**** Data records ****
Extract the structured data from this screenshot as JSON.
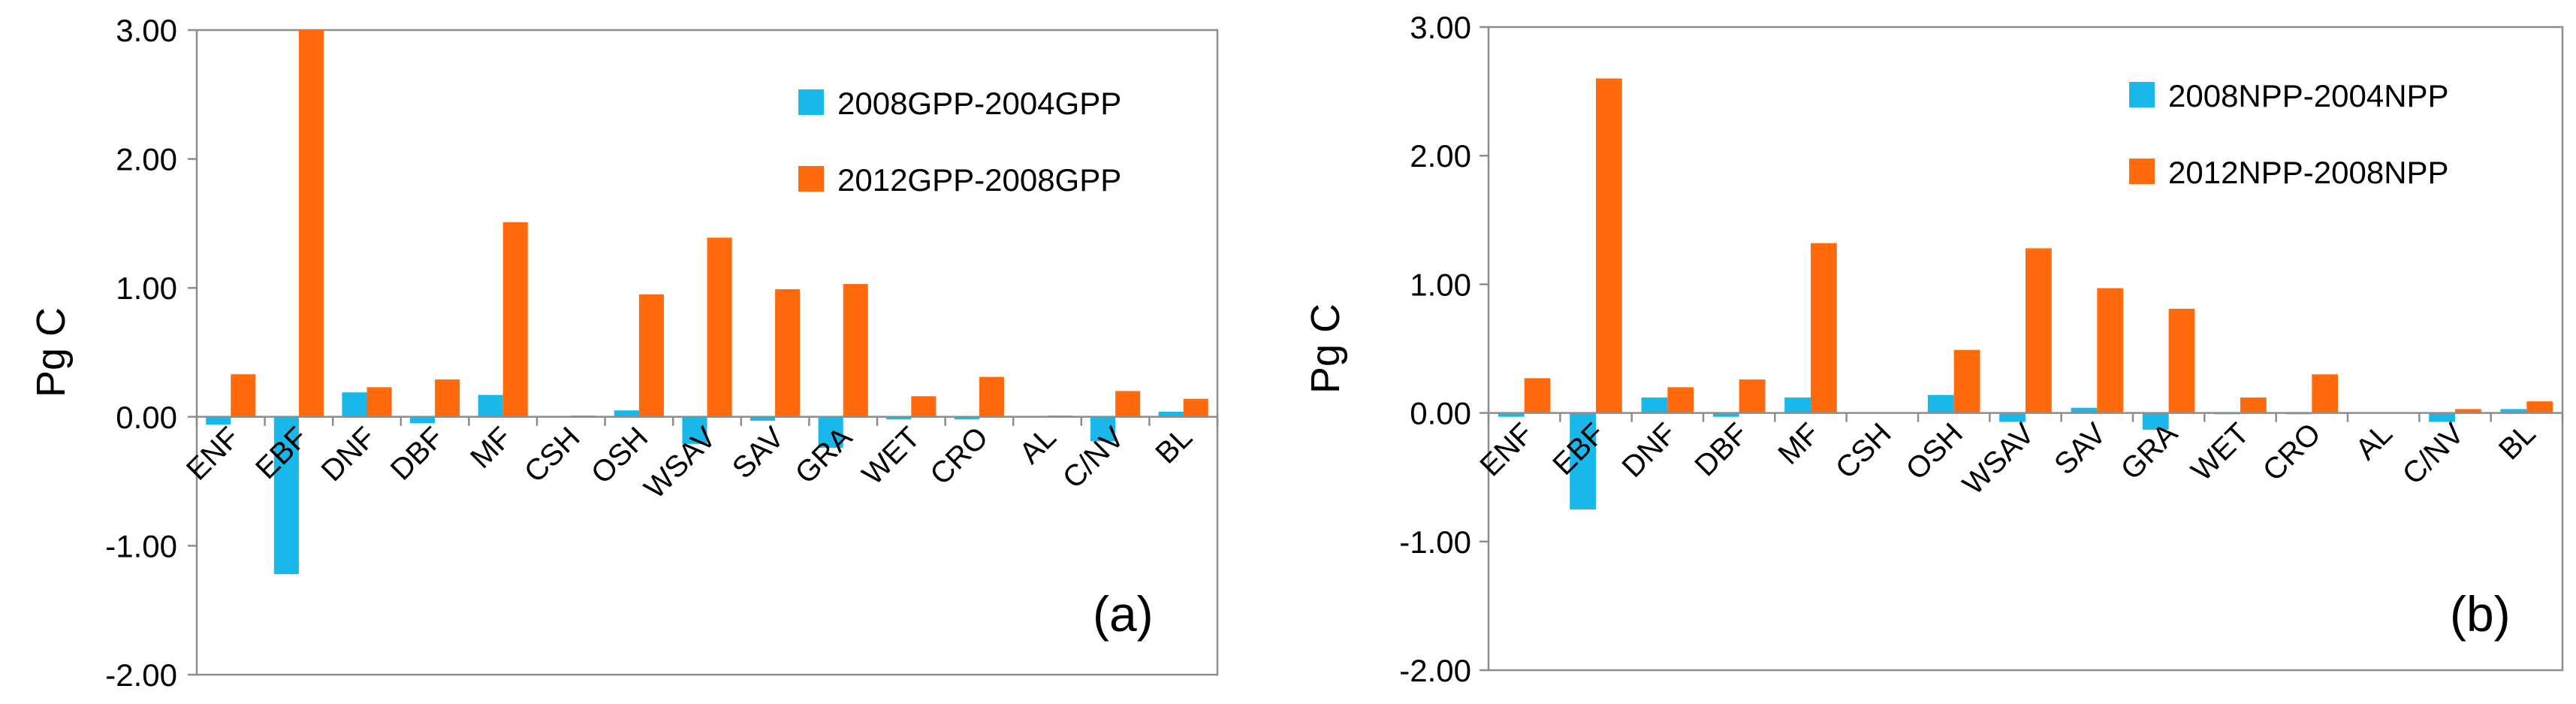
{
  "chart_data": [
    {
      "type": "bar",
      "panel_label": "(a)",
      "ylabel": "Pg C",
      "ylim": [
        -2,
        3
      ],
      "yticks": [
        "-2.00",
        "-1.00",
        "0.00",
        "1.00",
        "2.00",
        "3.00"
      ],
      "categories": [
        "ENF",
        "EBF",
        "DNF",
        "DBF",
        "MF",
        "CSH",
        "OSH",
        "WSAV",
        "SAV",
        "GRA",
        "WET",
        "CRO",
        "AL",
        "C/NV",
        "BL"
      ],
      "series": [
        {
          "name": "2008GPP-2004GPP",
          "color": "#1ab7ea",
          "values": [
            -0.06,
            -1.22,
            0.19,
            -0.05,
            0.17,
            0.0,
            0.05,
            -0.21,
            -0.03,
            -0.24,
            -0.02,
            -0.02,
            0.0,
            -0.19,
            0.04
          ]
        },
        {
          "name": "2012GPP-2008GPP",
          "color": "#ff6a0d",
          "values": [
            0.33,
            3.0,
            0.23,
            0.29,
            1.51,
            0.01,
            0.95,
            1.39,
            0.99,
            1.03,
            0.16,
            0.31,
            0.01,
            0.2,
            0.14
          ]
        }
      ],
      "legend_position": "top-right"
    },
    {
      "type": "bar",
      "panel_label": "(b)",
      "ylabel": "Pg C",
      "ylim": [
        -2,
        3
      ],
      "yticks": [
        "-2.00",
        "-1.00",
        "0.00",
        "1.00",
        "2.00",
        "3.00"
      ],
      "categories": [
        "ENF",
        "EBF",
        "DNF",
        "DBF",
        "MF",
        "CSH",
        "OSH",
        "WSAV",
        "SAV",
        "GRA",
        "WET",
        "CRO",
        "AL",
        "C/NV",
        "BL"
      ],
      "series": [
        {
          "name": "2008NPP-2004NPP",
          "color": "#1ab7ea",
          "values": [
            -0.03,
            -0.75,
            0.12,
            -0.03,
            0.12,
            0.0,
            0.14,
            -0.07,
            0.04,
            -0.13,
            -0.01,
            -0.01,
            0.0,
            -0.07,
            0.03
          ]
        },
        {
          "name": "2012NPP-2008NPP",
          "color": "#ff6a0d",
          "values": [
            0.27,
            2.6,
            0.2,
            0.26,
            1.32,
            0.0,
            0.49,
            1.28,
            0.97,
            0.81,
            0.12,
            0.3,
            0.0,
            0.03,
            0.09
          ]
        }
      ],
      "legend_position": "top-right"
    }
  ]
}
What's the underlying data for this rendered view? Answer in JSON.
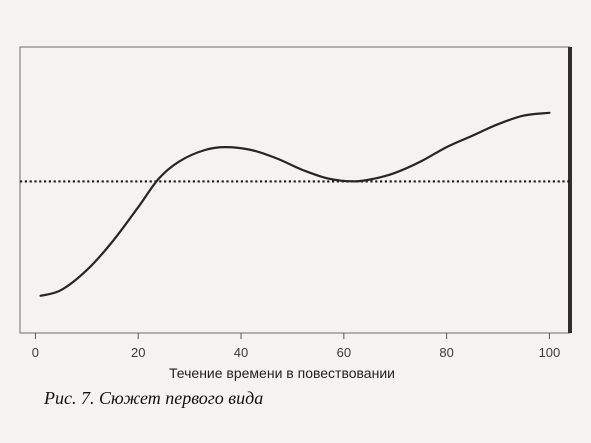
****
**Problem requirements**:
Apart from the pictures, the entries above are to be repeated in full and exactly.

**Exercise answer**:
Extract the structured data from this screenshot as JSON.
{
  "chart_data": [
    {
      "type": "bar",
      "panel_label": "(a)",
      "ylabel": "Pg C",
      "ylim": [
        -2,
        3
      ],
      "yticks": [
        "-2.00",
        "-1.00",
        "0.00",
        "1.00",
        "2.00",
        "3.00"
      ],
      "categories": [
        "ENF",
        "EBF",
        "DNF",
        "DBF",
        "MF",
        "CSH",
        "OSH",
        "WSAV",
        "SAV",
        "GRA",
        "WET",
        "CRO",
        "AL",
        "C/NV",
        "BL"
      ],
      "series": [
        {
          "name": "2008GPP-2004GPP",
          "color": "#1ab7ea",
          "values": [
            -0.06,
            -1.22,
            0.19,
            -0.05,
            0.17,
            0.0,
            0.05,
            -0.21,
            -0.03,
            -0.24,
            -0.02,
            -0.02,
            0.0,
            -0.19,
            0.04
          ]
        },
        {
          "name": "2012GPP-2008GPP",
          "color": "#ff6a0d",
          "values": [
            0.33,
            3.0,
            0.23,
            0.29,
            1.51,
            0.01,
            0.95,
            1.39,
            0.99,
            1.03,
            0.16,
            0.31,
            0.01,
            0.2,
            0.14
          ]
        }
      ],
      "legend_position": "top-right"
    },
    {
      "type": "bar",
      "panel_label": "(b)",
      "ylabel": "Pg C",
      "ylim": [
        -2,
        3
      ],
      "yticks": [
        "-2.00",
        "-1.00",
        "0.00",
        "1.00",
        "2.00",
        "3.00"
      ],
      "categories": [
        "ENF",
        "EBF",
        "DNF",
        "DBF",
        "MF",
        "CSH",
        "OSH",
        "WSAV",
        "SAV",
        "GRA",
        "WET",
        "CRO",
        "AL",
        "C/NV",
        "BL"
      ],
      "series": [
        {
          "name": "2008NPP-2004NPP",
          "color": "#1ab7ea",
          "values": [
            -0.03,
            -0.75,
            0.12,
            -0.03,
            0.12,
            0.0,
            0.14,
            -0.07,
            0.04,
            -0.13,
            -0.01,
            -0.01,
            0.0,
            -0.07,
            0.03
          ]
        },
        {
          "name": "2012NPP-2008NPP",
          "color": "#ff6a0d",
          "values": [
            0.27,
            2.6,
            0.2,
            0.26,
            1.32,
            0.0,
            0.49,
            1.28,
            0.97,
            0.81,
            0.12,
            0.3,
            0.0,
            0.03,
            0.09
          ]
        }
      ],
      "legend_position": "top-right"
    }
  ]
}
What's the underlying data for this rendered view? Answer in JSON.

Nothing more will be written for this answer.